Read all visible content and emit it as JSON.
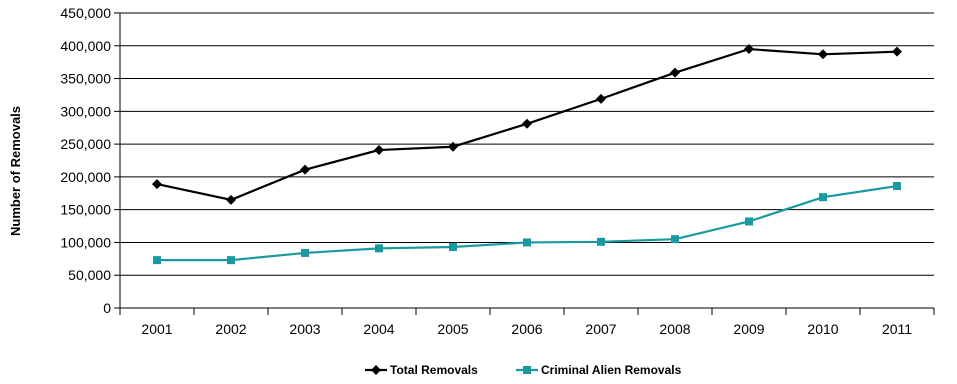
{
  "chart_data": {
    "type": "line",
    "title": "",
    "xlabel": "",
    "ylabel": "Number of Removals",
    "categories": [
      "2001",
      "2002",
      "2003",
      "2004",
      "2005",
      "2006",
      "2007",
      "2008",
      "2009",
      "2010",
      "2011"
    ],
    "ylim": [
      0,
      450000
    ],
    "yticks": [
      0,
      50000,
      100000,
      150000,
      200000,
      250000,
      300000,
      350000,
      400000,
      450000
    ],
    "ytick_labels": [
      "0",
      "50,000",
      "100,000",
      "150,000",
      "200,000",
      "250,000",
      "300,000",
      "350,000",
      "400,000",
      "450,000"
    ],
    "grid": "horizontal",
    "legend_position": "bottom",
    "series": [
      {
        "name": "Total Removals",
        "color": "#000000",
        "marker": "diamond",
        "values": [
          189000,
          165000,
          211000,
          241000,
          246000,
          281000,
          319000,
          359000,
          395000,
          387000,
          391000
        ]
      },
      {
        "name": "Criminal Alien Removals",
        "color": "#1a9aa0",
        "marker": "square",
        "values": [
          73000,
          73000,
          84000,
          91000,
          93000,
          100000,
          101000,
          105000,
          132000,
          169000,
          186000
        ]
      }
    ]
  }
}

════════════════════

WORK TO COMPLETE: Repeat the material above in full and exactly, apart from the pictures.

EXERCISE SOLUTION:
Read all visible content and emit it as JSON.
{
  "chart_data": {
    "type": "line",
    "title": "",
    "xlabel": "",
    "ylabel": "Number of Removals",
    "categories": [
      "2001",
      "2002",
      "2003",
      "2004",
      "2005",
      "2006",
      "2007",
      "2008",
      "2009",
      "2010",
      "2011"
    ],
    "ylim": [
      0,
      450000
    ],
    "yticks": [
      0,
      50000,
      100000,
      150000,
      200000,
      250000,
      300000,
      350000,
      400000,
      450000
    ],
    "ytick_labels": [
      "0",
      "50,000",
      "100,000",
      "150,000",
      "200,000",
      "250,000",
      "300,000",
      "350,000",
      "400,000",
      "450,000"
    ],
    "grid": "horizontal",
    "legend_position": "bottom",
    "series": [
      {
        "name": "Total Removals",
        "color": "#000000",
        "marker": "diamond",
        "values": [
          189000,
          165000,
          211000,
          241000,
          246000,
          281000,
          319000,
          359000,
          395000,
          387000,
          391000
        ]
      },
      {
        "name": "Criminal Alien Removals",
        "color": "#1a9aa0",
        "marker": "square",
        "values": [
          73000,
          73000,
          84000,
          91000,
          93000,
          100000,
          101000,
          105000,
          132000,
          169000,
          186000
        ]
      }
    ]
  }
}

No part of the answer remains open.